▶ [ENTRIES PROVIDED]
•••••

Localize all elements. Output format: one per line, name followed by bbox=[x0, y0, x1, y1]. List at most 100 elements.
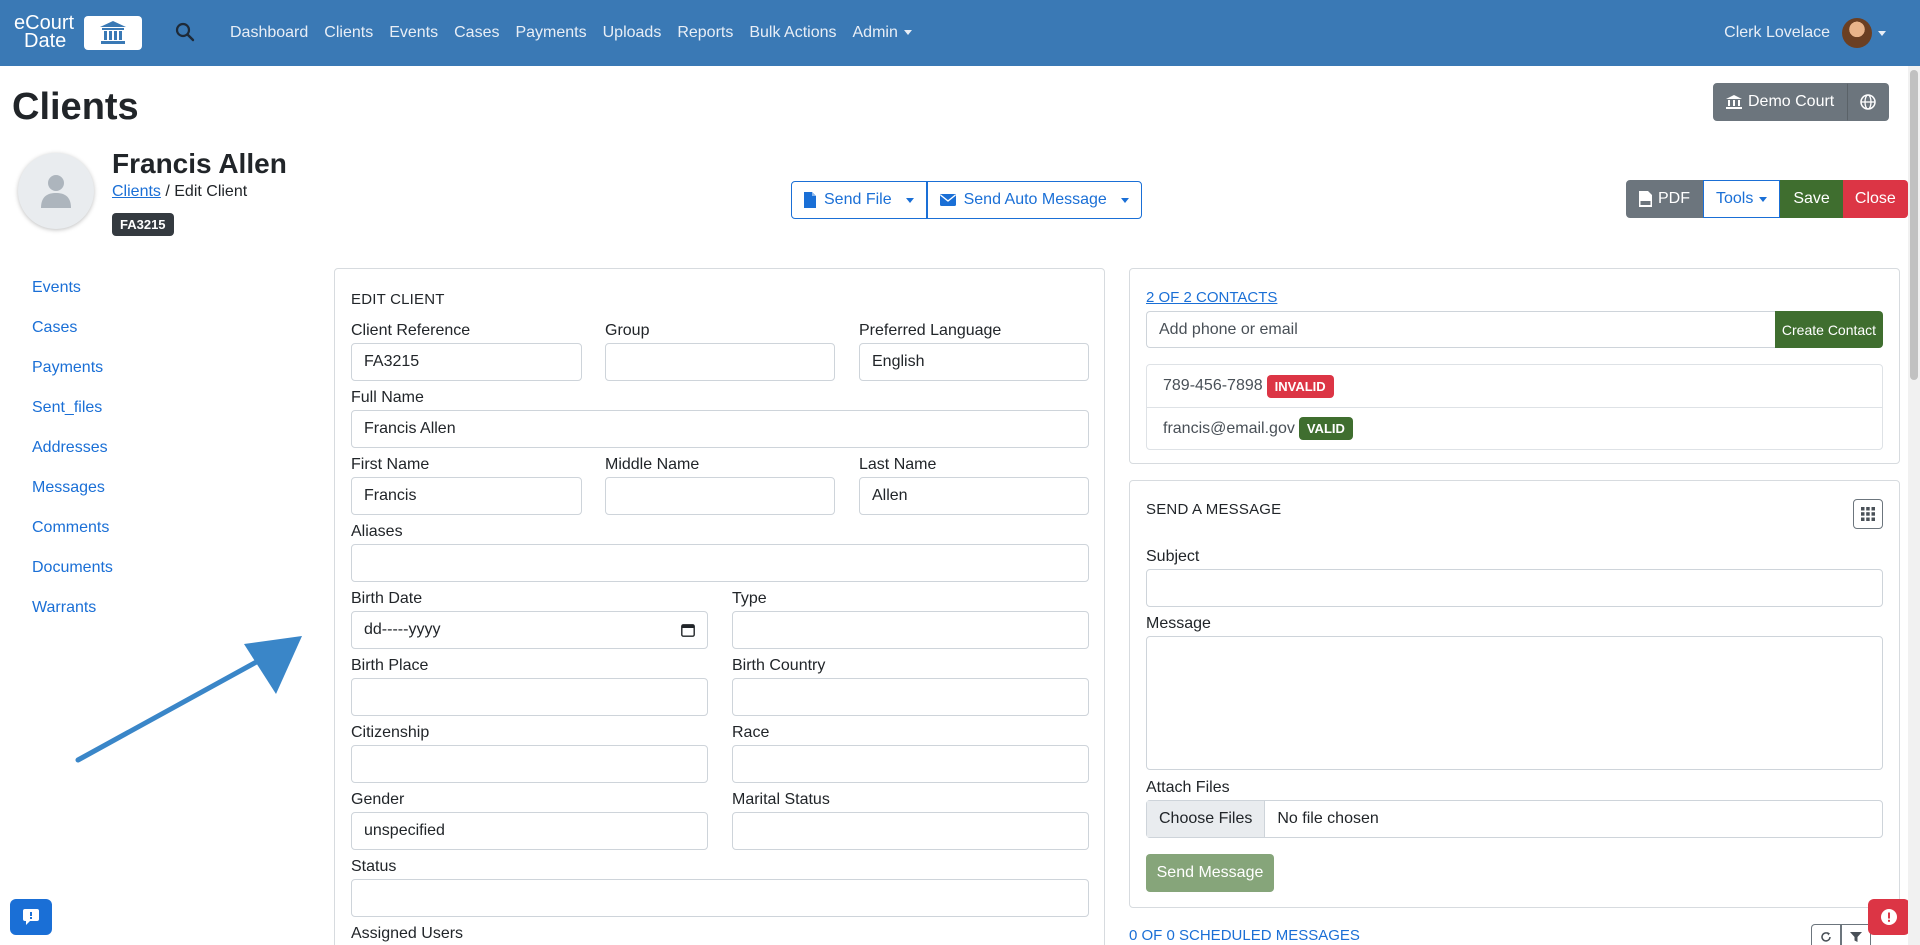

•••••

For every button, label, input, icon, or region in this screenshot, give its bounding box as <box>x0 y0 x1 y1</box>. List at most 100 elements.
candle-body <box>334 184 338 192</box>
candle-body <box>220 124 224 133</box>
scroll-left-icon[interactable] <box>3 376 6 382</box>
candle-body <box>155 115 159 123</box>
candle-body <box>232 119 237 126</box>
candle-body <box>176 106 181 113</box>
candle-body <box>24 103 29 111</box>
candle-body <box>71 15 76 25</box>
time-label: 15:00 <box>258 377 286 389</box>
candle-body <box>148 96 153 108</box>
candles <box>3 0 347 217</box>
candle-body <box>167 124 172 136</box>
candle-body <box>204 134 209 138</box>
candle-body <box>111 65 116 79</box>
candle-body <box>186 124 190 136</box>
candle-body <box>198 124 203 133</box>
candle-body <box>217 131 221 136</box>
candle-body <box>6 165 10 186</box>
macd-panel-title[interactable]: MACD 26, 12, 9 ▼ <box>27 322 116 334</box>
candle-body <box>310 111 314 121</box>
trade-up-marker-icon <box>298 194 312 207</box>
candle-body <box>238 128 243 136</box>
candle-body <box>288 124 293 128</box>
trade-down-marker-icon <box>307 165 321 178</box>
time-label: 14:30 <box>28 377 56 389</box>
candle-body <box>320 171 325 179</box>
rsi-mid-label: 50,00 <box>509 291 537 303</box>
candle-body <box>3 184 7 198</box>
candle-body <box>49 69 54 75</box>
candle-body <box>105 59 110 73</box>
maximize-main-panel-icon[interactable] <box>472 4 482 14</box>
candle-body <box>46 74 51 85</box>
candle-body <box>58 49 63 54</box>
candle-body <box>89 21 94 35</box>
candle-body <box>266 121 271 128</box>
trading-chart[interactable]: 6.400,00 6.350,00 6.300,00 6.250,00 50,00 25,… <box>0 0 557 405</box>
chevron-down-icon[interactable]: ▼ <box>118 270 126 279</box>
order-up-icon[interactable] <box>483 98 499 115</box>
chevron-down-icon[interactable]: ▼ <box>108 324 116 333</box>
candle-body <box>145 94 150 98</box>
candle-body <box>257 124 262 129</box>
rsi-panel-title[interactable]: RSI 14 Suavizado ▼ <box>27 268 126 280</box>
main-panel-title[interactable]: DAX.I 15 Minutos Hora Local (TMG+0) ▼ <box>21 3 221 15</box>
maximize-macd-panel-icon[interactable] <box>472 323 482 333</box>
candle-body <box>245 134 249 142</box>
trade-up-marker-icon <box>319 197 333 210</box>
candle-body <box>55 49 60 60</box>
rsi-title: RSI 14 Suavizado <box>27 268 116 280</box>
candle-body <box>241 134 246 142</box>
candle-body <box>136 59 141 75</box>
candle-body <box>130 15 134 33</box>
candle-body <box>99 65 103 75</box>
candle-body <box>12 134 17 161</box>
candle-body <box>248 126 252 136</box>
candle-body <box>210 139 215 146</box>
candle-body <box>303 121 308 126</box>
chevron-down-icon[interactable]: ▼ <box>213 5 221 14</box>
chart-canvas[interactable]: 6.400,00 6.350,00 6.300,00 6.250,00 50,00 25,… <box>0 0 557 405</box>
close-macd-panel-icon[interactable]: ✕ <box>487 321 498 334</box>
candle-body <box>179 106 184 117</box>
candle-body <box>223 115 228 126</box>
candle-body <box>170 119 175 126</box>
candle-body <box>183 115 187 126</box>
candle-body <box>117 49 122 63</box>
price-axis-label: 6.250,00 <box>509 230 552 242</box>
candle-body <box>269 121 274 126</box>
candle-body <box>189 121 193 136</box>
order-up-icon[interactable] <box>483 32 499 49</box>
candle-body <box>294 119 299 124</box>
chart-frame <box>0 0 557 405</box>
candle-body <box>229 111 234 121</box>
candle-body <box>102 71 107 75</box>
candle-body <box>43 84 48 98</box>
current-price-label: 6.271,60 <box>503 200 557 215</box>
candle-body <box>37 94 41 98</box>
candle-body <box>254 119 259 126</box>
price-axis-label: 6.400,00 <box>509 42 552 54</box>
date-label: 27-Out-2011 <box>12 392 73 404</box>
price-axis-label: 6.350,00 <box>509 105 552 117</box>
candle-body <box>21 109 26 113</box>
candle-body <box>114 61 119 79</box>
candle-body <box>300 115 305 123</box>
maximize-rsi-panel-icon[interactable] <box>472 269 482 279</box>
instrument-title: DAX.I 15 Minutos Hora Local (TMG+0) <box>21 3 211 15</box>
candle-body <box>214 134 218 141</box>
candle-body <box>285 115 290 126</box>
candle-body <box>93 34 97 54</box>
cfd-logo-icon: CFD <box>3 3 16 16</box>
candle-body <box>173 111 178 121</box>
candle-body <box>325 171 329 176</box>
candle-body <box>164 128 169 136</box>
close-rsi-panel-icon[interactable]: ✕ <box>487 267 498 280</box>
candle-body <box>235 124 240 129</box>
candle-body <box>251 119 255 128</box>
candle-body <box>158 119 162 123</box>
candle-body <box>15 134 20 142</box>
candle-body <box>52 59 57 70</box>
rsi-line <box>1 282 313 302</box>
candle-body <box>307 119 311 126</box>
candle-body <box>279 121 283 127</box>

•••••

▶ [PROBLEM DETAILS]
Repeat everything in the data above from the line containing "For every button, label, input, icon, or" down to the line containing "candle-body <box>155 115 159 123</box>", both included, with no changes.

▶ [TASK RESULT]
For every button, label, input, icon, or region in this screenshot, give its bounding box as <box>x0 y0 x1 y1</box>. List at most 100 elements.
candle-body <box>334 184 338 192</box>
candle-body <box>220 124 224 133</box>
scroll-left-icon[interactable] <box>3 376 6 382</box>
candle-body <box>155 115 159 123</box>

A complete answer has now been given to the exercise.